# start of Data for this task

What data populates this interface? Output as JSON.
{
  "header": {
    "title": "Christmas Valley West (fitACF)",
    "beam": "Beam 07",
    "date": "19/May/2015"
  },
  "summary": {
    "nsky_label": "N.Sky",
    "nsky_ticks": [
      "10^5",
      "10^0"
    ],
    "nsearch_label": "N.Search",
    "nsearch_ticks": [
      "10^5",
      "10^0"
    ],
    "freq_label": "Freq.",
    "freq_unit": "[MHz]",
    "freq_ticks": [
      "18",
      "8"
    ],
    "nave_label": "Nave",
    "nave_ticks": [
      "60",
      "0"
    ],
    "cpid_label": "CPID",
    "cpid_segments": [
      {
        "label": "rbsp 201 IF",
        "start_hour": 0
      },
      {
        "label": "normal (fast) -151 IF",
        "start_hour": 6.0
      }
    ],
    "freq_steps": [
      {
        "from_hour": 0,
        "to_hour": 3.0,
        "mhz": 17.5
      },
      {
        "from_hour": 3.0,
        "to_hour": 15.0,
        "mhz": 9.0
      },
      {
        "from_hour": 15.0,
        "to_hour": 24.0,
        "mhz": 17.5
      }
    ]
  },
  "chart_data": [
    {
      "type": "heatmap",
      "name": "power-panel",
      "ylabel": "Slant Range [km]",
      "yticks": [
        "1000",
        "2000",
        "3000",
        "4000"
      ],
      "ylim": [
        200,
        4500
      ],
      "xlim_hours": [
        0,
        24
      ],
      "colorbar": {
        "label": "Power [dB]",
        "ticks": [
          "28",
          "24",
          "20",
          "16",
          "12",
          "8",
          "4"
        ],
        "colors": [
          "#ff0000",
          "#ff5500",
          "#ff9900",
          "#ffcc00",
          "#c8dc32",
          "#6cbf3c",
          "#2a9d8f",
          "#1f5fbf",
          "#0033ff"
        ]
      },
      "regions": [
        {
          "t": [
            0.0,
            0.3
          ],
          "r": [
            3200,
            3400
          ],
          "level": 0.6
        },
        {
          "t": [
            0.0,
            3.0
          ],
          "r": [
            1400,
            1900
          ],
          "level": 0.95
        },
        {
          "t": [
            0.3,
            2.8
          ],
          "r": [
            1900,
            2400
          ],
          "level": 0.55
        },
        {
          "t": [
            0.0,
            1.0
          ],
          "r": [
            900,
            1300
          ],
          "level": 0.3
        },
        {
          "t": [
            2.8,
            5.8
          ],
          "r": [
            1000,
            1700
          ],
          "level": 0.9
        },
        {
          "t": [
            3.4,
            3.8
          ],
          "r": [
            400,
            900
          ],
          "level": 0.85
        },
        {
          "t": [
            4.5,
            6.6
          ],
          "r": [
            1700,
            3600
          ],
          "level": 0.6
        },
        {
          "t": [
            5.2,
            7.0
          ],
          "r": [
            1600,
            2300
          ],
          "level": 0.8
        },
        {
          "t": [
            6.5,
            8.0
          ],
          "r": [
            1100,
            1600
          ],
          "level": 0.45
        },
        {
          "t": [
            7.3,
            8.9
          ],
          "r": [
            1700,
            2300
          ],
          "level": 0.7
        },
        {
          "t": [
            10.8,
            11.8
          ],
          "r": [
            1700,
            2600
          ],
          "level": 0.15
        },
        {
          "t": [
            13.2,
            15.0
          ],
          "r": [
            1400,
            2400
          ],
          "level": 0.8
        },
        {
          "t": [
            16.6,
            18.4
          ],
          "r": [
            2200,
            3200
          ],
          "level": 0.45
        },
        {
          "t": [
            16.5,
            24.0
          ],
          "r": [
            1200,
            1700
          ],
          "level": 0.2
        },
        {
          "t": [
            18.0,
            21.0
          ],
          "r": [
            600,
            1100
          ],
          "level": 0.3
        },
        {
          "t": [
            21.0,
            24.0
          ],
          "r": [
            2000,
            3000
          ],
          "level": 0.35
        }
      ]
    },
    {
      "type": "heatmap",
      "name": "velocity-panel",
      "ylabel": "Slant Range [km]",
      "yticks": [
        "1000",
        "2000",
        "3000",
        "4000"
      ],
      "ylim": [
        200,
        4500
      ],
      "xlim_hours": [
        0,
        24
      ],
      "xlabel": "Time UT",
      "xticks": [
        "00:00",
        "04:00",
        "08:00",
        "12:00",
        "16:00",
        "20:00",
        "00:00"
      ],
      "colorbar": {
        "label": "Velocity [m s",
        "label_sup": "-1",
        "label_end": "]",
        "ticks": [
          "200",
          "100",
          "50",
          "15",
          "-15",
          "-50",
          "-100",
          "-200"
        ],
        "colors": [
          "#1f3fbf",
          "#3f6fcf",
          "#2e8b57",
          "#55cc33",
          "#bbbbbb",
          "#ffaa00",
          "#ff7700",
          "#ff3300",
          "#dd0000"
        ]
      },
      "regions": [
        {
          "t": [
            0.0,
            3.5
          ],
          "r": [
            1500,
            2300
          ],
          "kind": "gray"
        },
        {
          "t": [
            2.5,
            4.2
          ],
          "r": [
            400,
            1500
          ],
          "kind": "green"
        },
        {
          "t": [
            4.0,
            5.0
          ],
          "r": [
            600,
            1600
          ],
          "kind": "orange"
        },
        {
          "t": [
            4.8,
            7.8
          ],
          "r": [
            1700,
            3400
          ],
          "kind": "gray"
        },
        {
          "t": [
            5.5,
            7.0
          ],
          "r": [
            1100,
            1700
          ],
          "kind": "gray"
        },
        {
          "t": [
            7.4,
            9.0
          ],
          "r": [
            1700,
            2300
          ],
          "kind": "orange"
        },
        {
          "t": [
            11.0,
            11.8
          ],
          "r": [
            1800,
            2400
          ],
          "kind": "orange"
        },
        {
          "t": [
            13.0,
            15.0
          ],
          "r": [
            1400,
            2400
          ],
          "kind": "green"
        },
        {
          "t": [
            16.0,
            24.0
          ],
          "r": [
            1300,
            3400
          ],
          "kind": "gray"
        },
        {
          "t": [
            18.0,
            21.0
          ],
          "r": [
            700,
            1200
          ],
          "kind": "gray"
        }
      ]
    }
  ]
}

# end of Data for this task

Task goal.
From the records above, extract every entry exactly as given.

Finished task.
What data populates this interface? Output as JSON.
{
  "header": {
    "title": "Christmas Valley West (fitACF)",
    "beam": "Beam 07",
    "date": "19/May/2015"
  },
  "summary": {
    "nsky_label": "N.Sky",
    "nsky_ticks": [
      "10^5",
      "10^0"
    ],
    "nsearch_label": "N.Search",
    "nsearch_ticks": [
      "10^5",
      "10^0"
    ],
    "freq_label": "Freq.",
    "freq_unit": "[MHz]",
    "freq_ticks": [
      "18",
      "8"
    ],
    "nave_label": "Nave",
    "nave_ticks": [
      "60",
      "0"
    ],
    "cpid_label": "CPID",
    "cpid_segments": [
      {
        "label": "rbsp 201 IF",
        "start_hour": 0
      },
      {
        "label": "normal (fast) -151 IF",
        "start_hour": 6.0
      }
    ],
    "freq_steps": [
      {
        "from_hour": 0,
        "to_hour": 3.0,
        "mhz": 17.5
      },
      {
        "from_hour": 3.0,
        "to_hour": 15.0,
        "mhz": 9.0
      },
      {
        "from_hour": 15.0,
        "to_hour": 24.0,
        "mhz": 17.5
      }
    ]
  },
  "chart_data": [
    {
      "type": "heatmap",
      "name": "power-panel",
      "ylabel": "Slant Range [km]",
      "yticks": [
        "1000",
        "2000",
        "3000",
        "4000"
      ],
      "ylim": [
        200,
        4500
      ],
      "xlim_hours": [
        0,
        24
      ],
      "colorbar": {
        "label": "Power [dB]",
        "ticks": [
          "28",
          "24",
          "20",
          "16",
          "12",
          "8",
          "4"
        ],
        "colors": [
          "#ff0000",
          "#ff5500",
          "#ff9900",
          "#ffcc00",
          "#c8dc32",
          "#6cbf3c",
          "#2a9d8f",
          "#1f5fbf",
          "#0033ff"
        ]
      },
      "regions": [
        {
          "t": [
            0.0,
            0.3
          ],
          "r": [
            3200,
            3400
          ],
          "level": 0.6
        },
        {
          "t": [
            0.0,
            3.0
          ],
          "r": [
            1400,
            1900
          ],
          "level": 0.95
        },
        {
          "t": [
            0.3,
            2.8
          ],
          "r": [
            1900,
            2400
          ],
          "level": 0.55
        },
        {
          "t": [
            0.0,
            1.0
          ],
          "r": [
            900,
            1300
          ],
          "level": 0.3
        },
        {
          "t": [
            2.8,
            5.8
          ],
          "r": [
            1000,
            1700
          ],
          "level": 0.9
        },
        {
          "t": [
            3.4,
            3.8
          ],
          "r": [
            400,
            900
          ],
          "level": 0.85
        },
        {
          "t": [
            4.5,
            6.6
          ],
          "r": [
            1700,
            3600
          ],
          "level": 0.6
        },
        {
          "t": [
            5.2,
            7.0
          ],
          "r": [
            1600,
            2300
          ],
          "level": 0.8
        },
        {
          "t": [
            6.5,
            8.0
          ],
          "r": [
            1100,
            1600
          ],
          "level": 0.45
        },
        {
          "t": [
            7.3,
            8.9
          ],
          "r": [
            1700,
            2300
          ],
          "level": 0.7
        },
        {
          "t": [
            10.8,
            11.8
          ],
          "r": [
            1700,
            2600
          ],
          "level": 0.15
        },
        {
          "t": [
            13.2,
            15.0
          ],
          "r": [
            1400,
            2400
          ],
          "level": 0.8
        },
        {
          "t": [
            16.6,
            18.4
          ],
          "r": [
            2200,
            3200
          ],
          "level": 0.45
        },
        {
          "t": [
            16.5,
            24.0
          ],
          "r": [
            1200,
            1700
          ],
          "level": 0.2
        },
        {
          "t": [
            18.0,
            21.0
          ],
          "r": [
            600,
            1100
          ],
          "level": 0.3
        },
        {
          "t": [
            21.0,
            24.0
          ],
          "r": [
            2000,
            3000
          ],
          "level": 0.35
        }
      ]
    },
    {
      "type": "heatmap",
      "name": "velocity-panel",
      "ylabel": "Slant Range [km]",
      "yticks": [
        "1000",
        "2000",
        "3000",
        "4000"
      ],
      "ylim": [
        200,
        4500
      ],
      "xlim_hours": [
        0,
        24
      ],
      "xlabel": "Time UT",
      "xticks": [
        "00:00",
        "04:00",
        "08:00",
        "12:00",
        "16:00",
        "20:00",
        "00:00"
      ],
      "colorbar": {
        "label": "Velocity [m s",
        "label_sup": "-1",
        "label_end": "]",
        "ticks": [
          "200",
          "100",
          "50",
          "15",
          "-15",
          "-50",
          "-100",
          "-200"
        ],
        "colors": [
          "#1f3fbf",
          "#3f6fcf",
          "#2e8b57",
          "#55cc33",
          "#bbbbbb",
          "#ffaa00",
          "#ff7700",
          "#ff3300",
          "#dd0000"
        ]
      },
      "regions": [
        {
          "t": [
            0.0,
            3.5
          ],
          "r": [
            1500,
            2300
          ],
          "kind": "gray"
        },
        {
          "t": [
            2.5,
            4.2
          ],
          "r": [
            400,
            1500
          ],
          "kind": "green"
        },
        {
          "t": [
            4.0,
            5.0
          ],
          "r": [
            600,
            1600
          ],
          "kind": "orange"
        },
        {
          "t": [
            4.8,
            7.8
          ],
          "r": [
            1700,
            3400
          ],
          "kind": "gray"
        },
        {
          "t": [
            5.5,
            7.0
          ],
          "r": [
            1100,
            1700
          ],
          "kind": "gray"
        },
        {
          "t": [
            7.4,
            9.0
          ],
          "r": [
            1700,
            2300
          ],
          "kind": "orange"
        },
        {
          "t": [
            11.0,
            11.8
          ],
          "r": [
            1800,
            2400
          ],
          "kind": "orange"
        },
        {
          "t": [
            13.0,
            15.0
          ],
          "r": [
            1400,
            2400
          ],
          "kind": "green"
        },
        {
          "t": [
            16.0,
            24.0
          ],
          "r": [
            1300,
            3400
          ],
          "kind": "gray"
        },
        {
          "t": [
            18.0,
            21.0
          ],
          "r": [
            700,
            1200
          ],
          "kind": "gray"
        }
      ]
    }
  ]
}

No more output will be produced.